EXCERPTED TEXT ::

Monday, Feb. 08, 1982

Many Do Not Get Counted

Robert London was a Ford car salesman with his share of the comforts of middle-class life in Southern California, He drove a leased Mazda RX 7, rented a pleasant apartment in the Los Angeles suburb of Glendale and had a closetful of sports jackets and ties. A bachelor, London spent almost all of his income, which in better times reached $2,000 a month.

Then interest rates rose and public enthusiasm for American cars fell. London's sales skills were not enough to overcome those obstacles, and a year ago his monthly take-home line dropped to $250. His job, in effect, disappeared. He recalls sadly, "Salesmen don't get fired. They give up."

WHAT YOU WILL DO :: Decide whether each statement agrees with the article about Robert London: (a) London owned the Mazda he drove. (b) A year ago, London's monthly take-home pay fell to $250. (c) London spent only a small part of his income. For each, answer yes or no and quote the deciding words of the article.

RECORD EXTRACTS ::
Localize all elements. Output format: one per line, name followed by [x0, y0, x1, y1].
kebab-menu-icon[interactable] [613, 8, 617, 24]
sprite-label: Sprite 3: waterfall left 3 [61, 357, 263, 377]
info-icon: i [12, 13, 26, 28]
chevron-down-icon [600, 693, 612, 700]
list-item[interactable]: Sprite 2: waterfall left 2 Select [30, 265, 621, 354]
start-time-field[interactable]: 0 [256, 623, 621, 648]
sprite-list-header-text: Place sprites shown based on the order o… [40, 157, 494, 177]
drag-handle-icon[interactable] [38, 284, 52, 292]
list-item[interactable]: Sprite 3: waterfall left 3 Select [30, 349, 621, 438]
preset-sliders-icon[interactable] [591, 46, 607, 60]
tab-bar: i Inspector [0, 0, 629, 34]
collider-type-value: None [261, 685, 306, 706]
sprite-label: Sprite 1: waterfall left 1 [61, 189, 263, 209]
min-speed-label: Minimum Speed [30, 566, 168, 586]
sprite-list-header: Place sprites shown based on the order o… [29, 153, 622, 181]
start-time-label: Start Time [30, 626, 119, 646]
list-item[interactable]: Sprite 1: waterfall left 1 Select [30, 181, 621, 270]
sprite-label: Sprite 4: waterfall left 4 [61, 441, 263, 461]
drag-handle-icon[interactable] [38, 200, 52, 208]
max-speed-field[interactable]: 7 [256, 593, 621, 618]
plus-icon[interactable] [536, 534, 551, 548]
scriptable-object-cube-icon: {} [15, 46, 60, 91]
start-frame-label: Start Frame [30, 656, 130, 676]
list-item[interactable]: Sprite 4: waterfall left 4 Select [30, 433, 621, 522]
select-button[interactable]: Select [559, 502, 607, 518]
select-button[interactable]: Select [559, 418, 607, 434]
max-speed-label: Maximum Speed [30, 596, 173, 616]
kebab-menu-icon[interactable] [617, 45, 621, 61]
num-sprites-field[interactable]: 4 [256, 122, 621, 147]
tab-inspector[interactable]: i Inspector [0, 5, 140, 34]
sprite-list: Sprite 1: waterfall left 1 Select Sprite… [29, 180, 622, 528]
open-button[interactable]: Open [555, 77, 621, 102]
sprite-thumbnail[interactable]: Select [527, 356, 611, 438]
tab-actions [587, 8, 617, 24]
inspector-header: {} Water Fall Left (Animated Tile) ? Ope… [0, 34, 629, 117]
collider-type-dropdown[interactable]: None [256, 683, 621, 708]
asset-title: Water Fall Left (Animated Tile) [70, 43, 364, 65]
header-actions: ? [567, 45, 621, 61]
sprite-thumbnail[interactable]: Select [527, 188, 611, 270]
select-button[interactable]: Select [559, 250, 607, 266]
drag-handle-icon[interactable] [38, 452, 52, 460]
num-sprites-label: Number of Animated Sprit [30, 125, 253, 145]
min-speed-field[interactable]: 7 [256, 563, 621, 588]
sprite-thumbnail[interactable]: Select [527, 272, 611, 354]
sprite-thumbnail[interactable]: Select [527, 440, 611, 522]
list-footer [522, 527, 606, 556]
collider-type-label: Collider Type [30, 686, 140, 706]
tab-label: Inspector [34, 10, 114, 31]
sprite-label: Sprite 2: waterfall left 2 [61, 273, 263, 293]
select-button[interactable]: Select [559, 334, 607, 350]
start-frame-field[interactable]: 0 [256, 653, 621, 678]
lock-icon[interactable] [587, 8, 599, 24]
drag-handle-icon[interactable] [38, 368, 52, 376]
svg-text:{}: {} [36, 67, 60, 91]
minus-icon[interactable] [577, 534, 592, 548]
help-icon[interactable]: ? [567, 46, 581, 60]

RESULT OF THE TASK ::
(a) No: "He drove a leased Mazda RX 7"
(b) Yes: "a year ago his monthly take-home line dropped to $250"
(c) No: "London spent almost all of his income"